THE REQUEST:
Pull every line containing "अवसर" from the entries.

* START *

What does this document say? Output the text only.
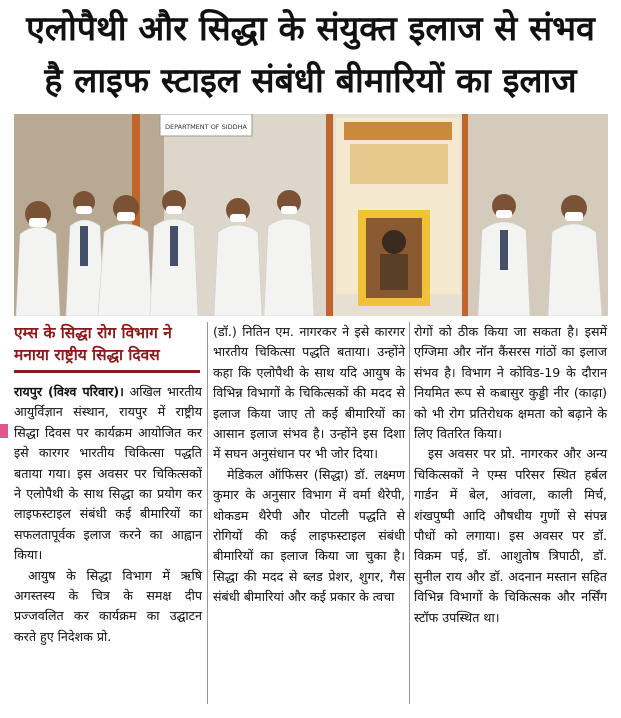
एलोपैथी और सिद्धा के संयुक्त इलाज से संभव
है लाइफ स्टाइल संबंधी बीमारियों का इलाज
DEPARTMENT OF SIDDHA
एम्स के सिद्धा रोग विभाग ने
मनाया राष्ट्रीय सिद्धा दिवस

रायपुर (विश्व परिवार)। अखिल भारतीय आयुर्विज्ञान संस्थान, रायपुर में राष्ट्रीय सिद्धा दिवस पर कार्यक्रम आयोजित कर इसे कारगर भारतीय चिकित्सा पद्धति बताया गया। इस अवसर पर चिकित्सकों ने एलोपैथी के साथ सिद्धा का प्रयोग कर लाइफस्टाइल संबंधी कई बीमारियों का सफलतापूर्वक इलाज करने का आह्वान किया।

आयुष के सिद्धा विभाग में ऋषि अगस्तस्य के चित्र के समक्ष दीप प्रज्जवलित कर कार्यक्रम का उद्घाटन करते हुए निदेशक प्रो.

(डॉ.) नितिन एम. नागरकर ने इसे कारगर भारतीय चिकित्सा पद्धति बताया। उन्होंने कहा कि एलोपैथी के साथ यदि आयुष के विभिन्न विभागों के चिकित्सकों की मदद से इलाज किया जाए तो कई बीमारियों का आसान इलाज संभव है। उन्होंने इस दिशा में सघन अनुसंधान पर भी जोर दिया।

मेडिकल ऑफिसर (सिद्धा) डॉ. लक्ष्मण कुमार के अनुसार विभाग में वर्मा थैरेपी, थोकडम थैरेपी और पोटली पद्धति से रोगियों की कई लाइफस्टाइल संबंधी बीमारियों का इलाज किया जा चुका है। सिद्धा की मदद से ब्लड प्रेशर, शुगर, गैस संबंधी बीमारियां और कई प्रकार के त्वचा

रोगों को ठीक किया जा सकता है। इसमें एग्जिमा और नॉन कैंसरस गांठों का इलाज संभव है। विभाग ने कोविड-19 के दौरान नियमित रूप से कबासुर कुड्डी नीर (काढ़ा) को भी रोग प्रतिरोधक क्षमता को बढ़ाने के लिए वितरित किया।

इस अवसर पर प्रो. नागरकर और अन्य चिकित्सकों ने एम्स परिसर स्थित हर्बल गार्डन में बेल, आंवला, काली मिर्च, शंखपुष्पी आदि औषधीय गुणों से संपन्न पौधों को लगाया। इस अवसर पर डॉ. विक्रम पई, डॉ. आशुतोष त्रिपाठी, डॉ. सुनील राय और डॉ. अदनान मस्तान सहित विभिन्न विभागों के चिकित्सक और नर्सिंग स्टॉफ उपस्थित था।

* END *
* START *

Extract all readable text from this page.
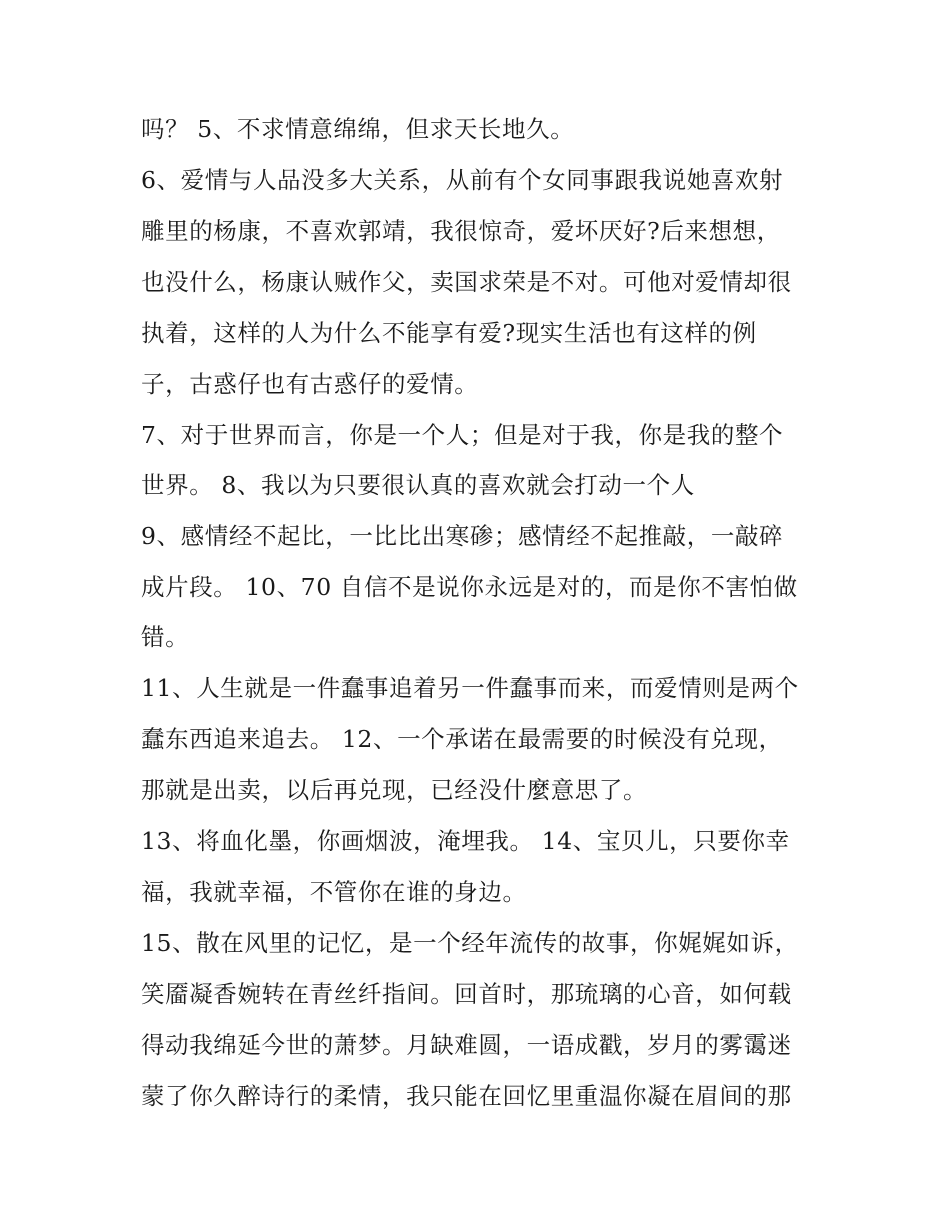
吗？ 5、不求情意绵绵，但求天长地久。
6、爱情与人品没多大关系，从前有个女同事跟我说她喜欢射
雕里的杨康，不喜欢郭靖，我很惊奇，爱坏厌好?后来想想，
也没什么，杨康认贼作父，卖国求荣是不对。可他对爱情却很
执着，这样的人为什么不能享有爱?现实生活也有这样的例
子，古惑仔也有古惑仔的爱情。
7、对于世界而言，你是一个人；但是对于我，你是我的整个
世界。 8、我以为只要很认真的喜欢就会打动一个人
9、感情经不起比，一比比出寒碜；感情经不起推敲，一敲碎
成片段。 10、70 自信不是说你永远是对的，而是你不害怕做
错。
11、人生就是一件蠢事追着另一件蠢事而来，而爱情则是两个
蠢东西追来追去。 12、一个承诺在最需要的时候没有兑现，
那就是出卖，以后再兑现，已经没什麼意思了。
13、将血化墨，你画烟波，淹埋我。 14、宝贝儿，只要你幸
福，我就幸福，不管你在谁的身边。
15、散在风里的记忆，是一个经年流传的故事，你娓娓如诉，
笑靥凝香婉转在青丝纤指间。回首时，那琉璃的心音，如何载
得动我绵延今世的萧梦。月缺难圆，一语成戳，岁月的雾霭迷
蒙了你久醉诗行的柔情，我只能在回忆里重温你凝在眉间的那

* END *

EXPECTED ANSWER:
रायपुर (विश्व परिवार)। अखिल भारतीय आयुर्विज्ञान संस्थान, रायपुर में राष्ट्रीय सिद्धा दिवस पर कार्यक्रम आयोजित कर इसे कारगर भारतीय चिकित्सा पद्धति बताया गया। इस अवसर पर चिकित्सकों ने एलोपैथी के साथ सिद्धा का प्रयोग कर लाइफस्टाइल संबंधी कई बीमारियों का सफलतापूर्वक इलाज करने का आह्वान किया।
इस अवसर पर प्रो. नागरकर और अन्य चिकित्सकों ने एम्स परिसर स्थित हर्बल गार्डन में बेल, आंवला, काली मिर्च, शंखपुष्पी आदि औषधीय गुणों से संपन्न पौधों को लगाया। इस अवसर पर डॉ. विक्रम पई, डॉ. आशुतोष त्रिपाठी, डॉ. सुनील राय और डॉ. अदनान मस्तान सहित विभिन्न विभागों के चिकित्सक और नर्सिंग स्टॉफ उपस्थित था।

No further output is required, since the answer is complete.